▶ **Problem to solve**
Omit all pictures. Copy the rest of the material exactly.

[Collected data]
***
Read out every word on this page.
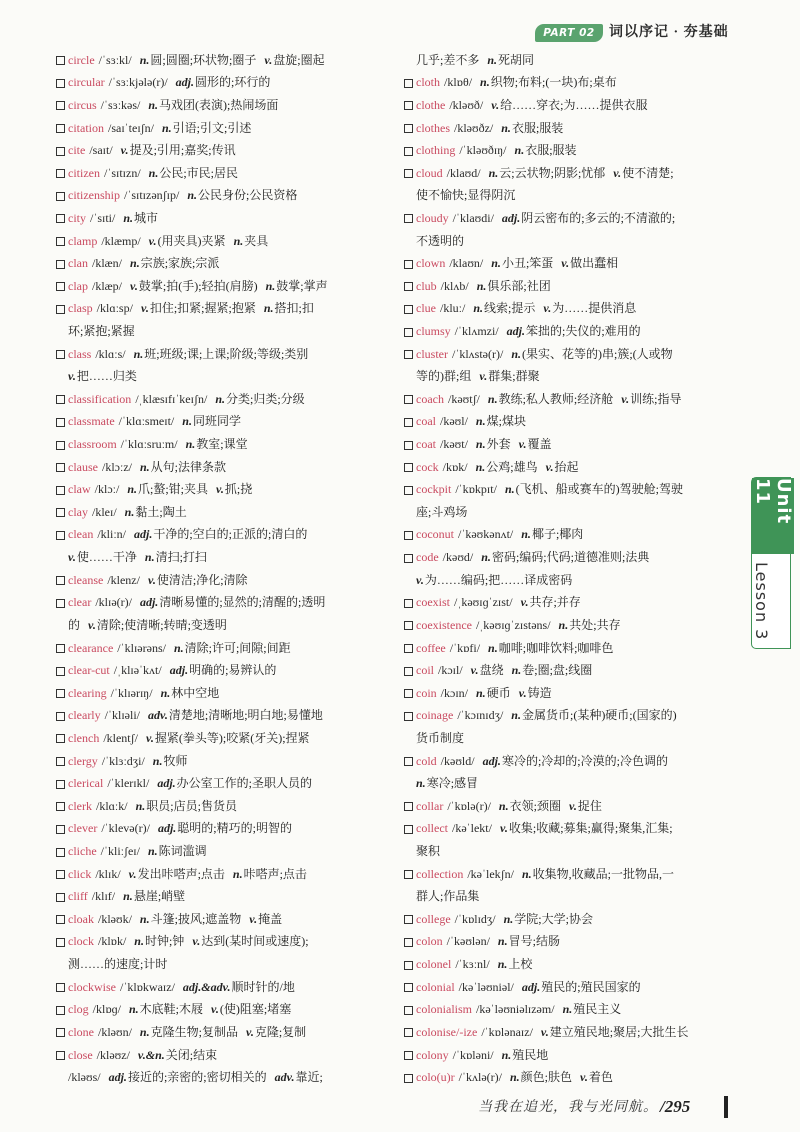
PART 02	词以序记 · 夯基础
circle /ˈsɜːkl/ n.圆;圆圈;环状物;圈子 v.盘旋;圈起
circular /ˈsɜːkjələ(r)/ adj.圆形的;环行的
circus /ˈsɜːkəs/ n.马戏团(表演);热闹场面
citation /saɪˈteɪʃn/ n.引语;引文;引述
cite /saɪt/ v.提及;引用;嘉奖;传讯
citizen /ˈsɪtɪzn/ n.公民;市民;居民
citizenship /ˈsɪtɪzənʃɪp/ n.公民身份;公民资格
city /ˈsɪti/ n.城市
clamp /klæmp/ v.(用夹具)夹紧 n.夹具
clan /klæn/ n.宗族;家族;宗派
clap /klæp/ v.鼓掌;拍(手);轻拍(肩膀) n.鼓掌;掌声
clasp /klɑːsp/ v.扣住;扣紧;握紧;抱紧 n.搭扣;扣
环;紧抱;紧握
class /klɑːs/ n.班;班级;课;上课;阶级;等级;类别
v.把……归类
classification /ˌklæsɪfɪˈkeɪʃn/ n.分类;归类;分级
classmate /ˈklɑːsmeɪt/ n.同班同学
classroom /ˈklɑːsruːm/ n.教室;课堂
clause /klɔːz/ n.从句;法律条款
claw /klɔː/ n.爪;螯;钳;夹具 v.抓;挠
clay /kleɪ/ n.黏土;陶土
clean /kliːn/ adj.干净的;空白的;正派的;清白的
v.使……干净 n.清扫;打扫
cleanse /klenz/ v.使清洁;净化;清除
clear /klɪə(r)/ adj.清晰易懂的;显然的;清醒的;透明
的 v.清除;使清晰;转晴;变透明
clearance /ˈklɪərəns/ n.清除;许可;间隙;间距
clear-cut /ˌklɪəˈkʌt/ adj.明确的;易辨认的
clearing /ˈklɪərɪŋ/ n.林中空地
clearly /ˈklɪəli/ adv.清楚地;清晰地;明白地;易懂地
clench /klentʃ/ v.握紧(拳头等);咬紧(牙关);捏紧
clergy /ˈklɜːdʒi/ n.牧师
clerical /ˈklerɪkl/ adj.办公室工作的;圣职人员的
clerk /klɑːk/ n.职员;店员;售货员
clever /ˈklevə(r)/ adj.聪明的;精巧的;明智的
cliche /ˈkliːʃeɪ/ n.陈词滥调
click /klɪk/ v.发出咔嗒声;点击 n.咔嗒声;点击
cliff /klɪf/ n.悬崖;峭壁
cloak /kləʊk/ n.斗篷;披风;遮盖物 v.掩盖
clock /klɒk/ n.时钟;钟 v.达到(某时间或速度);
测……的速度;计时
clockwise /ˈklɒkwaɪz/ adj.&adv.顺时针的/地
clog /klɒɡ/ n.木底鞋;木屐 v.(使)阻塞;堵塞
clone /kləʊn/ n.克隆生物;复制品 v.克隆;复制
close /kləʊz/ v.&n.关闭;结束
/kləʊs/ adj.接近的;亲密的;密切相关的 adv.靠近;
几乎;差不多 n.死胡同
cloth /klɒθ/ n.织物;布料;(一块)布;桌布
clothe /kləʊð/ v.给……穿衣;为……提供衣服
clothes /kləʊðz/ n.衣服;服装
clothing /ˈkləʊðɪŋ/ n.衣服;服装
cloud /klaʊd/ n.云;云状物;阴影;忧郁 v.使不清楚;
使不愉快;显得阴沉
cloudy /ˈklaʊdi/ adj.阴云密布的;多云的;不清澈的;
不透明的
clown /klaʊn/ n.小丑;笨蛋 v.做出蠢相
club /klʌb/ n.俱乐部;社团
clue /kluː/ n.线索;提示 v.为……提供消息
clumsy /ˈklʌmzi/ adj.笨拙的;失仪的;难用的
cluster /ˈklʌstə(r)/ n.(果实、花等的)串;簇;(人或物
等的)群;组 v.群集;群聚
coach /kəʊtʃ/ n.教练;私人教师;经济舱 v.训练;指导
coal /kəʊl/ n.煤;煤块
coat /kəʊt/ n.外套 v.覆盖
cock /kɒk/ n.公鸡;雄鸟 v.抬起
cockpit /ˈkɒkpɪt/ n.(飞机、船或赛车的)驾驶舱;驾驶
座;斗鸡场
coconut /ˈkəʊkənʌt/ n.椰子;椰肉
code /kəʊd/ n.密码;编码;代码;道德准则;法典
v.为……编码;把……译成密码
coexist /ˌkəʊɪɡˈzɪst/ v.共存;并存
coexistence /ˌkəʊɪɡˈzɪstəns/ n.共处;共存
coffee /ˈkɒfi/ n.咖啡;咖啡饮料;咖啡色
coil /kɔɪl/ v.盘绕 n.卷;圈;盘;线圈
coin /kɔɪn/ n.硬币 v.铸造
coinage /ˈkɔɪnɪdʒ/ n.金属货币;(某种)硬币;(国家的)
货币制度
cold /kəʊld/ adj.寒冷的;冷却的;冷漠的;冷色调的
n.寒冷;感冒
collar /ˈkɒlə(r)/ n.衣领;颈圈 v.捉住
collect /kəˈlekt/ v.收集;收藏;募集;赢得;聚集,汇集;
聚积
collection /kəˈlekʃn/ n.收集物,收藏品;一批物品,一
群人;作品集
college /ˈkɒlɪdʒ/ n.学院;大学;协会
colon /ˈkəʊlən/ n.冒号;结肠
colonel /ˈkɜːnl/ n.上校
colonial /kəˈləʊniəl/ adj.殖民的;殖民国家的
colonialism /kəˈləʊniəlɪzəm/ n.殖民主义
colonise/-ize /ˈkɒlənaɪz/ v.建立殖民地;聚居;大批生长
colony /ˈkɒləni/ n.殖民地
colo(u)r /ˈkʌlə(r)/ n.颜色;肤色 v.着色
Unit 11
Lesson 3
当我在追光，我与光同航。 /295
***
▶ **Exercise answer**
Read out every word on this page.
PART 02	词以序记 · 夯基础
circle /ˈsɜːkl/ n.圆;圆圈;环状物;圈子 v.盘旋;圈起
circular /ˈsɜːkjələ(r)/ adj.圆形的;环行的
circus /ˈsɜːkəs/ n.马戏团(表演);热闹场面
citation /saɪˈteɪʃn/ n.引语;引文;引述
cite /saɪt/ v.提及;引用;嘉奖;传讯
citizen /ˈsɪtɪzn/ n.公民;市民;居民
citizenship /ˈsɪtɪzənʃɪp/ n.公民身份;公民资格
city /ˈsɪti/ n.城市
clamp /klæmp/ v.(用夹具)夹紧 n.夹具
clan /klæn/ n.宗族;家族;宗派
clap /klæp/ v.鼓掌;拍(手);轻拍(肩膀) n.鼓掌;掌声
clasp /klɑːsp/ v.扣住;扣紧;握紧;抱紧 n.搭扣;扣
环;紧抱;紧握
class /klɑːs/ n.班;班级;课;上课;阶级;等级;类别
v.把……归类
classification /ˌklæsɪfɪˈkeɪʃn/ n.分类;归类;分级
classmate /ˈklɑːsmeɪt/ n.同班同学
classroom /ˈklɑːsruːm/ n.教室;课堂
clause /klɔːz/ n.从句;法律条款
claw /klɔː/ n.爪;螯;钳;夹具 v.抓;挠
clay /kleɪ/ n.黏土;陶土
clean /kliːn/ adj.干净的;空白的;正派的;清白的
v.使……干净 n.清扫;打扫
cleanse /klenz/ v.使清洁;净化;清除
clear /klɪə(r)/ adj.清晰易懂的;显然的;清醒的;透明
的 v.清除;使清晰;转晴;变透明
clearance /ˈklɪərəns/ n.清除;许可;间隙;间距
clear-cut /ˌklɪəˈkʌt/ adj.明确的;易辨认的
clearing /ˈklɪərɪŋ/ n.林中空地
clearly /ˈklɪəli/ adv.清楚地;清晰地;明白地;易懂地
clench /klentʃ/ v.握紧(拳头等);咬紧(牙关);捏紧
clergy /ˈklɜːdʒi/ n.牧师
clerical /ˈklerɪkl/ adj.办公室工作的;圣职人员的
clerk /klɑːk/ n.职员;店员;售货员
clever /ˈklevə(r)/ adj.聪明的;精巧的;明智的
cliche /ˈkliːʃeɪ/ n.陈词滥调
click /klɪk/ v.发出咔嗒声;点击 n.咔嗒声;点击
cliff /klɪf/ n.悬崖;峭壁
cloak /kləʊk/ n.斗篷;披风;遮盖物 v.掩盖
clock /klɒk/ n.时钟;钟 v.达到(某时间或速度);
测……的速度;计时
clockwise /ˈklɒkwaɪz/ adj.&adv.顺时针的/地
clog /klɒɡ/ n.木底鞋;木屐 v.(使)阻塞;堵塞
clone /kləʊn/ n.克隆生物;复制品 v.克隆;复制
close /kləʊz/ v.&n.关闭;结束
/kləʊs/ adj.接近的;亲密的;密切相关的 adv.靠近;
几乎;差不多 n.死胡同
cloth /klɒθ/ n.织物;布料;(一块)布;桌布
clothe /kləʊð/ v.给……穿衣;为……提供衣服
clothes /kləʊðz/ n.衣服;服装
clothing /ˈkləʊðɪŋ/ n.衣服;服装
cloud /klaʊd/ n.云;云状物;阴影;忧郁 v.使不清楚;
使不愉快;显得阴沉
cloudy /ˈklaʊdi/ adj.阴云密布的;多云的;不清澈的;
不透明的
clown /klaʊn/ n.小丑;笨蛋 v.做出蠢相
club /klʌb/ n.俱乐部;社团
clue /kluː/ n.线索;提示 v.为……提供消息
clumsy /ˈklʌmzi/ adj.笨拙的;失仪的;难用的
cluster /ˈklʌstə(r)/ n.(果实、花等的)串;簇;(人或物
等的)群;组 v.群集;群聚
coach /kəʊtʃ/ n.教练;私人教师;经济舱 v.训练;指导
coal /kəʊl/ n.煤;煤块
coat /kəʊt/ n.外套 v.覆盖
cock /kɒk/ n.公鸡;雄鸟 v.抬起
cockpit /ˈkɒkpɪt/ n.(飞机、船或赛车的)驾驶舱;驾驶
座;斗鸡场
coconut /ˈkəʊkənʌt/ n.椰子;椰肉
code /kəʊd/ n.密码;编码;代码;道德准则;法典
v.为……编码;把……译成密码
coexist /ˌkəʊɪɡˈzɪst/ v.共存;并存
coexistence /ˌkəʊɪɡˈzɪstəns/ n.共处;共存
coffee /ˈkɒfi/ n.咖啡;咖啡饮料;咖啡色
coil /kɔɪl/ v.盘绕 n.卷;圈;盘;线圈
coin /kɔɪn/ n.硬币 v.铸造
coinage /ˈkɔɪnɪdʒ/ n.金属货币;(某种)硬币;(国家的)
货币制度
cold /kəʊld/ adj.寒冷的;冷却的;冷漠的;冷色调的
n.寒冷;感冒
collar /ˈkɒlə(r)/ n.衣领;颈圈 v.捉住
collect /kəˈlekt/ v.收集;收藏;募集;赢得;聚集,汇集;
聚积
collection /kəˈlekʃn/ n.收集物,收藏品;一批物品,一
群人;作品集
college /ˈkɒlɪdʒ/ n.学院;大学;协会
colon /ˈkəʊlən/ n.冒号;结肠
colonel /ˈkɜːnl/ n.上校
colonial /kəˈləʊniəl/ adj.殖民的;殖民国家的
colonialism /kəˈləʊniəlɪzəm/ n.殖民主义
colonise/-ize /ˈkɒlənaɪz/ v.建立殖民地;聚居;大批生长
colony /ˈkɒləni/ n.殖民地
colo(u)r /ˈkʌlə(r)/ n.颜色;肤色 v.着色
Unit 11
Lesson 3
当我在追光，我与光同航。 /295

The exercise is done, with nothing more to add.